Retype the material that follows, keeping every word as it is.

* _Materials provided_:
^^^^^^^^

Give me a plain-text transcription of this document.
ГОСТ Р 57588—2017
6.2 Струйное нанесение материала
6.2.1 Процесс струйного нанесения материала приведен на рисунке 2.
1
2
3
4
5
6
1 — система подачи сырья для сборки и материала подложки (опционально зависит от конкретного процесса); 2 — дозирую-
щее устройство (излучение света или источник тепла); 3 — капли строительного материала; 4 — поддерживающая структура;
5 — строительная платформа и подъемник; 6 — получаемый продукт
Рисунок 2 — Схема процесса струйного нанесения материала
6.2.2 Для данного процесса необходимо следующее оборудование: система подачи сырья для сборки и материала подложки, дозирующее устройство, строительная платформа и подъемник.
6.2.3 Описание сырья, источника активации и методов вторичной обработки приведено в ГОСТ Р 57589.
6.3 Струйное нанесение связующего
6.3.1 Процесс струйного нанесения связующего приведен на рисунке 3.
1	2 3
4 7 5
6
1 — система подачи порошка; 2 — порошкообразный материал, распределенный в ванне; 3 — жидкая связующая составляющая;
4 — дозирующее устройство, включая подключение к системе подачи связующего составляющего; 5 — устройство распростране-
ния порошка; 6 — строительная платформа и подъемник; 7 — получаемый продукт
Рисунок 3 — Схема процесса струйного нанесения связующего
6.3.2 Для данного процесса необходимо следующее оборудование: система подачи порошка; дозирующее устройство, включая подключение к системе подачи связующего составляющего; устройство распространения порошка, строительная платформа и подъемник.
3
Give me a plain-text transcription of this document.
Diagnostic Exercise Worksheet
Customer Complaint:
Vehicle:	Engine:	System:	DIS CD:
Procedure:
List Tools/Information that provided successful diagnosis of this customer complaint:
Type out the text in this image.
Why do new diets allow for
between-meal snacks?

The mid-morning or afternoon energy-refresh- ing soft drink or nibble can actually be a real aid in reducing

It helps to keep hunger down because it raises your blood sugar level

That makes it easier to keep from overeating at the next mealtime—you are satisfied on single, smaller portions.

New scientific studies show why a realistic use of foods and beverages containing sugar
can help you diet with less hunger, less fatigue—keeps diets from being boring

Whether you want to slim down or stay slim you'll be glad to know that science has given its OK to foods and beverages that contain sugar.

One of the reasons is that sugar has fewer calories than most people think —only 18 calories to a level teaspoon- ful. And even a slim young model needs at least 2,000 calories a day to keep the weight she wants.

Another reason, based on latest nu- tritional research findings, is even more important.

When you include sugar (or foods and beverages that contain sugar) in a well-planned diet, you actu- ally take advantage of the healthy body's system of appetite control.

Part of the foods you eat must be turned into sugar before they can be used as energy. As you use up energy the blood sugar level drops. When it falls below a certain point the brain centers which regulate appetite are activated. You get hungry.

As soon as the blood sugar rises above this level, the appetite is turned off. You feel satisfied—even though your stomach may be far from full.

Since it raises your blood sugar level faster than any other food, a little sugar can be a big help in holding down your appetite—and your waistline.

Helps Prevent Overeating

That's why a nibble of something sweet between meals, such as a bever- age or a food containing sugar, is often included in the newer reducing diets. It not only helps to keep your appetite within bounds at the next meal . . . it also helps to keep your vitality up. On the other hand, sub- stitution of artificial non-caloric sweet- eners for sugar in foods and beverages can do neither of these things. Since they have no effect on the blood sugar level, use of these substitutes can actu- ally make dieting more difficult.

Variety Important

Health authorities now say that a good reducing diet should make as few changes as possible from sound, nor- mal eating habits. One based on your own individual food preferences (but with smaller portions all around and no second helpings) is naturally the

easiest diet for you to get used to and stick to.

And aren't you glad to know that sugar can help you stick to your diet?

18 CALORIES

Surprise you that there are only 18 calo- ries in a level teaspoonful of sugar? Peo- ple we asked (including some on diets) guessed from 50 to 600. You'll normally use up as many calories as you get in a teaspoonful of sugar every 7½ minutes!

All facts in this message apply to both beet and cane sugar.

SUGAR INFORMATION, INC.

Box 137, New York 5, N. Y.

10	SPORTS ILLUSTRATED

^^^^^^^^

* _Answer for the task_:
Give me a plain-text transcription of this document.
ГОСТ Р 57588—2017
6.2 Струйное нанесение материала
6.2.1 Процесс струйного нанесения материала приведен на рисунке 2.
1
2
3
4
5
6
1 — система подачи сырья для сборки и материала подложки (опционально зависит от конкретного процесса); 2 — дозирую-
щее устройство (излучение света или источник тепла); 3 — капли строительного материала; 4 — поддерживающая структура;
5 — строительная платформа и подъемник; 6 — получаемый продукт
Рисунок 2 — Схема процесса струйного нанесения материала
6.2.2 Для данного процесса необходимо следующее оборудование: система подачи сырья для сборки и материала подложки, дозирующее устройство, строительная платформа и подъемник.
6.2.3 Описание сырья, источника активации и методов вторичной обработки приведено в ГОСТ Р 57589.
6.3 Струйное нанесение связующего
6.3.1 Процесс струйного нанесения связующего приведен на рисунке 3.
1	2 3
4 7 5
6
1 — система подачи порошка; 2 — порошкообразный материал, распределенный в ванне; 3 — жидкая связующая составляющая;
4 — дозирующее устройство, включая подключение к системе подачи связующего составляющего; 5 — устройство распростране-
ния порошка; 6 — строительная платформа и подъемник; 7 — получаемый продукт
Рисунок 3 — Схема процесса струйного нанесения связующего
6.3.2 Для данного процесса необходимо следующее оборудование: система подачи порошка; дозирующее устройство, включая подключение к системе подачи связующего составляющего; устройство распространения порошка, строительная платформа и подъемник.
3
Give me a plain-text transcription of this document.
Diagnostic Exercise Worksheet
Customer Complaint:
Vehicle:	Engine:	System:	DIS CD:
Procedure:
List Tools/Information that provided successful diagnosis of this customer complaint:
Type out the text in this image.
Why do new diets allow for
between-meal snacks?

The mid-morning or afternoon energy-refresh- ing soft drink or nibble can actually be a real aid in reducing

It helps to keep hunger down because it raises your blood sugar level

That makes it easier to keep from overeating at the next mealtime—you are satisfied on single, smaller portions.

New scientific studies show why a realistic use of foods and beverages containing sugar
can help you diet with less hunger, less fatigue—keeps diets from being boring

Whether you want to slim down or stay slim you'll be glad to know that science has given its OK to foods and beverages that contain sugar.

One of the reasons is that sugar has fewer calories than most people think —only 18 calories to a level teaspoon- ful. And even a slim young model needs at least 2,000 calories a day to keep the weight she wants.

Another reason, based on latest nu- tritional research findings, is even more important.

When you include sugar (or foods and beverages that contain sugar) in a well-planned diet, you actu- ally take advantage of the healthy body's system of appetite control.

Part of the foods you eat must be turned into sugar before they can be used as energy. As you use up energy the blood sugar level drops. When it falls below a certain point the brain centers which regulate appetite are activated. You get hungry.

As soon as the blood sugar rises above this level, the appetite is turned off. You feel satisfied—even though your stomach may be far from full.

Since it raises your blood sugar level faster than any other food, a little sugar can be a big help in holding down your appetite—and your waistline.

Helps Prevent Overeating

That's why a nibble of something sweet between meals, such as a bever- age or a food containing sugar, is often included in the newer reducing diets. It not only helps to keep your appetite within bounds at the next meal . . . it also helps to keep your vitality up. On the other hand, sub- stitution of artificial non-caloric sweet- eners for sugar in foods and beverages can do neither of these things. Since they have no effect on the blood sugar level, use of these substitutes can actu- ally make dieting more difficult.

Variety Important

Health authorities now say that a good reducing diet should make as few changes as possible from sound, nor- mal eating habits. One based on your own individual food preferences (but with smaller portions all around and no second helpings) is naturally the

easiest diet for you to get used to and stick to.

And aren't you glad to know that sugar can help you stick to your diet?

18 CALORIES

Surprise you that there are only 18 calo- ries in a level teaspoonful of sugar? Peo- ple we asked (including some on diets) guessed from 50 to 600. You'll normally use up as many calories as you get in a teaspoonful of sugar every 7½ minutes!

All facts in this message apply to both beet and cane sugar.

SUGAR INFORMATION, INC.

Box 137, New York 5, N. Y.

10	SPORTS ILLUSTRATED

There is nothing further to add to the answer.